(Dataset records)

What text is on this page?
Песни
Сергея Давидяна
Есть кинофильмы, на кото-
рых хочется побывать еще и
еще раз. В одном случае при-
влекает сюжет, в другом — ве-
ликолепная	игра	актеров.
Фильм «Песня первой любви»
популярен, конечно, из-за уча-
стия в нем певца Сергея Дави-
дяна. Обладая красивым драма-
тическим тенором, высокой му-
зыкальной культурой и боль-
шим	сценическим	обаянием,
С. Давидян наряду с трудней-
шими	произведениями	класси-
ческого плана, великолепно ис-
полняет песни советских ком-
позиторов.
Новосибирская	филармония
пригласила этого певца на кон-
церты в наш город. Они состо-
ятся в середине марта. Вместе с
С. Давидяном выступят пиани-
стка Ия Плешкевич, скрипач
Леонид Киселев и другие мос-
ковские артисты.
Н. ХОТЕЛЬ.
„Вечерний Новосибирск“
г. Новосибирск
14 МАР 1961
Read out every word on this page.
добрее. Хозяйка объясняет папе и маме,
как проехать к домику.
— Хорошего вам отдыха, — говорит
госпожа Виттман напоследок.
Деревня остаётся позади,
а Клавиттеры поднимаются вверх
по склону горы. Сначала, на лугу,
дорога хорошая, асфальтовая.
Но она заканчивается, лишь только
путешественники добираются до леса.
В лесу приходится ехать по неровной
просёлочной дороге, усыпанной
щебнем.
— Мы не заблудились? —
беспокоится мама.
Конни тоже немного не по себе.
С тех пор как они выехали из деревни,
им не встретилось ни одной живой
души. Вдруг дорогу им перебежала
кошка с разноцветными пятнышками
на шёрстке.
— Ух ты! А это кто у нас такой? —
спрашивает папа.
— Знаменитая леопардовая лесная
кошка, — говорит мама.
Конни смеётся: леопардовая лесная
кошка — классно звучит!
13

INSTRUCTION -> Write out every record shown above, word for word.

TASK RESPONSE ->
What text is on this page?
Песни
Сергея Давидяна
Есть кинофильмы, на кото-
рых хочется побывать еще и
еще раз. В одном случае при-
влекает сюжет, в другом — ве-
ликолепная	игра	актеров.
Фильм «Песня первой любви»
популярен, конечно, из-за уча-
стия в нем певца Сергея Дави-
дяна. Обладая красивым драма-
тическим тенором, высокой му-
зыкальной культурой и боль-
шим	сценическим	обаянием,
С. Давидян наряду с трудней-
шими	произведениями	класси-
ческого плана, великолепно ис-
полняет песни советских ком-
позиторов.
Новосибирская	филармония
пригласила этого певца на кон-
церты в наш город. Они состо-
ятся в середине марта. Вместе с
С. Давидяном выступят пиани-
стка Ия Плешкевич, скрипач
Леонид Киселев и другие мос-
ковские артисты.
Н. ХОТЕЛЬ.
„Вечерний Новосибирск“
г. Новосибирск
14 МАР 1961
Read out every word on this page.
добрее. Хозяйка объясняет папе и маме,
как проехать к домику.
— Хорошего вам отдыха, — говорит
госпожа Виттман напоследок.
Деревня остаётся позади,
а Клавиттеры поднимаются вверх
по склону горы. Сначала, на лугу,
дорога хорошая, асфальтовая.
Но она заканчивается, лишь только
путешественники добираются до леса.
В лесу приходится ехать по неровной
просёлочной дороге, усыпанной
щебнем.
— Мы не заблудились? —
беспокоится мама.
Конни тоже немного не по себе.
С тех пор как они выехали из деревни,
им не встретилось ни одной живой
души. Вдруг дорогу им перебежала
кошка с разноцветными пятнышками
на шёрстке.
— Ух ты! А это кто у нас такой? —
спрашивает папа.
— Знаменитая леопардовая лесная
кошка, — говорит мама.
Конни смеётся: леопардовая лесная
кошка — классно звучит!
13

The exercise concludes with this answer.